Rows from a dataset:
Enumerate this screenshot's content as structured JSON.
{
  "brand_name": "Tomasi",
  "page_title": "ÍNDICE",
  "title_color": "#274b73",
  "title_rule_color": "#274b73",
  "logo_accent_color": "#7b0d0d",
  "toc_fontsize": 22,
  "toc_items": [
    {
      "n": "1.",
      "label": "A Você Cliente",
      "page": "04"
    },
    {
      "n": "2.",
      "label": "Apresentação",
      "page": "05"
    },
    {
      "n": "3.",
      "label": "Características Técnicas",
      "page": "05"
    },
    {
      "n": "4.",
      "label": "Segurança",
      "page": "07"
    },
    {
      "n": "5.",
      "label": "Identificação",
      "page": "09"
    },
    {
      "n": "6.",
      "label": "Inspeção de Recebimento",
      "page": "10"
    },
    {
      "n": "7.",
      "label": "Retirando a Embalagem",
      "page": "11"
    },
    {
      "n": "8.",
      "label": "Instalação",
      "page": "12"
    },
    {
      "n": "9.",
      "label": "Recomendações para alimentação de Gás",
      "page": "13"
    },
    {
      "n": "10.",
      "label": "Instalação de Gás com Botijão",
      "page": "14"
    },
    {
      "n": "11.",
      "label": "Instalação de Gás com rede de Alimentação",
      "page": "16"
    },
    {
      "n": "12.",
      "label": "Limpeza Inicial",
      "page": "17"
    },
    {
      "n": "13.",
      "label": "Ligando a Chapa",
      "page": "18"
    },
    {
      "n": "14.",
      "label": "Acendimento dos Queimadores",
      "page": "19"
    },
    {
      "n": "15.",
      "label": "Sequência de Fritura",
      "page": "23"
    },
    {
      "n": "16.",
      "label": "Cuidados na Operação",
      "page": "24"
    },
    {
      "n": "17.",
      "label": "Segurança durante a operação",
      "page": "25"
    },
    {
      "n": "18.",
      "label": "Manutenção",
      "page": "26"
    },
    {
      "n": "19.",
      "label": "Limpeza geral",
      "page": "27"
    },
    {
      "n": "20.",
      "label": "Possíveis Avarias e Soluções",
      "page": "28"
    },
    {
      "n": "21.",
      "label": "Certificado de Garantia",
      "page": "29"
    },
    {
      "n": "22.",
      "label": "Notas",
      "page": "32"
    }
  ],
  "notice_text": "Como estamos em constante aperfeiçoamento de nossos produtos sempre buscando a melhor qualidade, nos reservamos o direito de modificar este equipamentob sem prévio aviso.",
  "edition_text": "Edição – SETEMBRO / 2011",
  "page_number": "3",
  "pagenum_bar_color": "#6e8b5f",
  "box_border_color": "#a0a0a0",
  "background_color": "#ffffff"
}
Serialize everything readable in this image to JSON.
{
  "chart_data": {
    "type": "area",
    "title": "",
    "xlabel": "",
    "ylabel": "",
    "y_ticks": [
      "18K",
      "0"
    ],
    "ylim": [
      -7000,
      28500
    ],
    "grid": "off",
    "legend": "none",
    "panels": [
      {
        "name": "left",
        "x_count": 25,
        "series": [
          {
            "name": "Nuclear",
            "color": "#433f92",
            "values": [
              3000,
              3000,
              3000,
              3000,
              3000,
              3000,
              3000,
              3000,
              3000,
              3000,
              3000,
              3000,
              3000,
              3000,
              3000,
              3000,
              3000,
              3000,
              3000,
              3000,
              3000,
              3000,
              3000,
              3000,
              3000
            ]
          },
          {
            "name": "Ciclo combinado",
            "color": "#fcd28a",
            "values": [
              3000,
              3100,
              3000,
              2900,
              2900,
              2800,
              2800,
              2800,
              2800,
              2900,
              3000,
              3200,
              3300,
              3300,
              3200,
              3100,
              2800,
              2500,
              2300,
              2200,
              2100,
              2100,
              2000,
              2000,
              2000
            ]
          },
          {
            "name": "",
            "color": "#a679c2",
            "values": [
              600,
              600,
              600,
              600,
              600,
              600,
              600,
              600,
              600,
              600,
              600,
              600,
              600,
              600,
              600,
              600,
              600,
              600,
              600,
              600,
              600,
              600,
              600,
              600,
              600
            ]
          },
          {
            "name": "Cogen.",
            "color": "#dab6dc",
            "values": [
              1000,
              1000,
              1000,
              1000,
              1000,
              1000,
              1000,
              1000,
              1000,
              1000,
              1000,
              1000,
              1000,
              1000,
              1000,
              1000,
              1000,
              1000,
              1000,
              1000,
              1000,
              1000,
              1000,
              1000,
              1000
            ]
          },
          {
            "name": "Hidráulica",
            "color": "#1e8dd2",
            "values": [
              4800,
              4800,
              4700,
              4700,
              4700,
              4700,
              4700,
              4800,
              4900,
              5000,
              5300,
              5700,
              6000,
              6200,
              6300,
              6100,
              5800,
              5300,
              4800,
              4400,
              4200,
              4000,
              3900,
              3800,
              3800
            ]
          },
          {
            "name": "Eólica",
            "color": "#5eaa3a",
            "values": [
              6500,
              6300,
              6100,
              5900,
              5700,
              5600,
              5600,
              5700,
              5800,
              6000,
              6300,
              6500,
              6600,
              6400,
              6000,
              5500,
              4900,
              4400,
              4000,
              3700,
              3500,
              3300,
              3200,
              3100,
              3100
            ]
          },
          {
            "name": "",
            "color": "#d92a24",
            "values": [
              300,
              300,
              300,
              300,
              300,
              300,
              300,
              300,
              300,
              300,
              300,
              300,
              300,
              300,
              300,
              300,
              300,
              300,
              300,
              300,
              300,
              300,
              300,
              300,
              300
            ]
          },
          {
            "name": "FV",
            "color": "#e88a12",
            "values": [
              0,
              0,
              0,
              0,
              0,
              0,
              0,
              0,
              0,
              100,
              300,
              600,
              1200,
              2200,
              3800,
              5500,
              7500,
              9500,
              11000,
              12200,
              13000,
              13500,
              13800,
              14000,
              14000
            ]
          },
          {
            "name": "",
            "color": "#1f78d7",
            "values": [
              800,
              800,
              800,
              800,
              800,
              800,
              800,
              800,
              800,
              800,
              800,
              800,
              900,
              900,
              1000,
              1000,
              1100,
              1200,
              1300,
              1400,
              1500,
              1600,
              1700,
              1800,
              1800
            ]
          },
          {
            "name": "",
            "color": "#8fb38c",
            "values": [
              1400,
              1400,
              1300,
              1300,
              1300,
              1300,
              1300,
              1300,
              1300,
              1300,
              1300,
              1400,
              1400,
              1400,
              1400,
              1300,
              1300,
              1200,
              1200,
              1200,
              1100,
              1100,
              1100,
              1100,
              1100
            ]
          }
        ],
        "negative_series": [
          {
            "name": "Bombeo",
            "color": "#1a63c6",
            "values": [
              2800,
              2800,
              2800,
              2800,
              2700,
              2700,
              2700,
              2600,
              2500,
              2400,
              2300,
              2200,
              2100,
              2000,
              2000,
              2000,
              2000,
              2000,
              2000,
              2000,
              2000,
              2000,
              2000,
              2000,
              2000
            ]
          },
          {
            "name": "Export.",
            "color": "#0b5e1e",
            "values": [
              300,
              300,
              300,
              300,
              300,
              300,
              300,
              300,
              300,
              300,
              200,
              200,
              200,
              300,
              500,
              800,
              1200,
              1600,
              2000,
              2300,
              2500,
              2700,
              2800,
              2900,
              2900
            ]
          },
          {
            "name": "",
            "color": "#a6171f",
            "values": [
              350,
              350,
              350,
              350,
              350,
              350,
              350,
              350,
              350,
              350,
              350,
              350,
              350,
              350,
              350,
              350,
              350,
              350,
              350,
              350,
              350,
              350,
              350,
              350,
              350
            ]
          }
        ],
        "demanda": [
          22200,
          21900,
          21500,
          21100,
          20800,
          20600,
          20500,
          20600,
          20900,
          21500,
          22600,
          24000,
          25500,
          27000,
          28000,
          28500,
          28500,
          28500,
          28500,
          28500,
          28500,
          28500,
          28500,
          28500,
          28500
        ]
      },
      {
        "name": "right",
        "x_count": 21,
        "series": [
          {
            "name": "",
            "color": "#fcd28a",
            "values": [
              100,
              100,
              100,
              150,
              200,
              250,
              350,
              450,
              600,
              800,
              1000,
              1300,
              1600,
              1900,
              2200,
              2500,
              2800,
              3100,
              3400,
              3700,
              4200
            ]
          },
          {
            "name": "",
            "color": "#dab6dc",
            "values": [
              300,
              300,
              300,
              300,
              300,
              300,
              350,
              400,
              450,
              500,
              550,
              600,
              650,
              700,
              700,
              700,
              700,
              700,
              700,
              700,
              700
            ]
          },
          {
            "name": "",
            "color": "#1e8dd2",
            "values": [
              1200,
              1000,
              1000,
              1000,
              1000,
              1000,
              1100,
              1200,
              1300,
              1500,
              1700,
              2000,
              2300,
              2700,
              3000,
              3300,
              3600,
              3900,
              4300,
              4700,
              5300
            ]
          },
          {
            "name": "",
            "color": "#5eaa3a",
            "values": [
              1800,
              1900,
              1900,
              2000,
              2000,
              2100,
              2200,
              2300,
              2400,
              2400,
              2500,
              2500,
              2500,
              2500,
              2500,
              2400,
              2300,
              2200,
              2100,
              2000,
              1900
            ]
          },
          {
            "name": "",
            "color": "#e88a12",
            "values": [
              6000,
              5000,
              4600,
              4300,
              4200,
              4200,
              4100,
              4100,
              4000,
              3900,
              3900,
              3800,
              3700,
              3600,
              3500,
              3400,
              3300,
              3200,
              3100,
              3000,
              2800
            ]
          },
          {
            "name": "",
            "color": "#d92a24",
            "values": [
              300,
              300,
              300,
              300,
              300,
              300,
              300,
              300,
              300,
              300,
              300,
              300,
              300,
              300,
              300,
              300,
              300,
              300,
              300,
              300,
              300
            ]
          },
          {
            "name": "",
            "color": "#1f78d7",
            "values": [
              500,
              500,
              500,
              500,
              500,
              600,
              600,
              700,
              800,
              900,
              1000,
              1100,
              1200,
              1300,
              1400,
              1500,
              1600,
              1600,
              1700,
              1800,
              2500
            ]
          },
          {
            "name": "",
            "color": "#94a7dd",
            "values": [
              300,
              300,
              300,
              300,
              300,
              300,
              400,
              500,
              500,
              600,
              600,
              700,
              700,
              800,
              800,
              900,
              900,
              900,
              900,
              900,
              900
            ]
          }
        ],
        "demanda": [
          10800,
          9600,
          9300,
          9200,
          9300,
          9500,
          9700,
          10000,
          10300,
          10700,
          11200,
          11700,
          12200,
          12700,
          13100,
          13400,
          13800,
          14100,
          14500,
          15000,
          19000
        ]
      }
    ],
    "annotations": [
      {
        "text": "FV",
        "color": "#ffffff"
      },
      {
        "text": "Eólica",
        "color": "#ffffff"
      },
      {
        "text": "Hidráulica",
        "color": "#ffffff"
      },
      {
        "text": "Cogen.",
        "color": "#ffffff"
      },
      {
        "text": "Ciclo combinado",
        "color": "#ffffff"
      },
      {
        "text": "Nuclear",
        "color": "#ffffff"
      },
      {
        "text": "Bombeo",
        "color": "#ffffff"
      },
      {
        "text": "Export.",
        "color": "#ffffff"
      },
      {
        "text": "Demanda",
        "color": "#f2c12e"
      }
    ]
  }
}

- **What to work on**: Give the count of lines in the listing above that include "Instalação", with no other words.

- **Reply to the exercise**: 3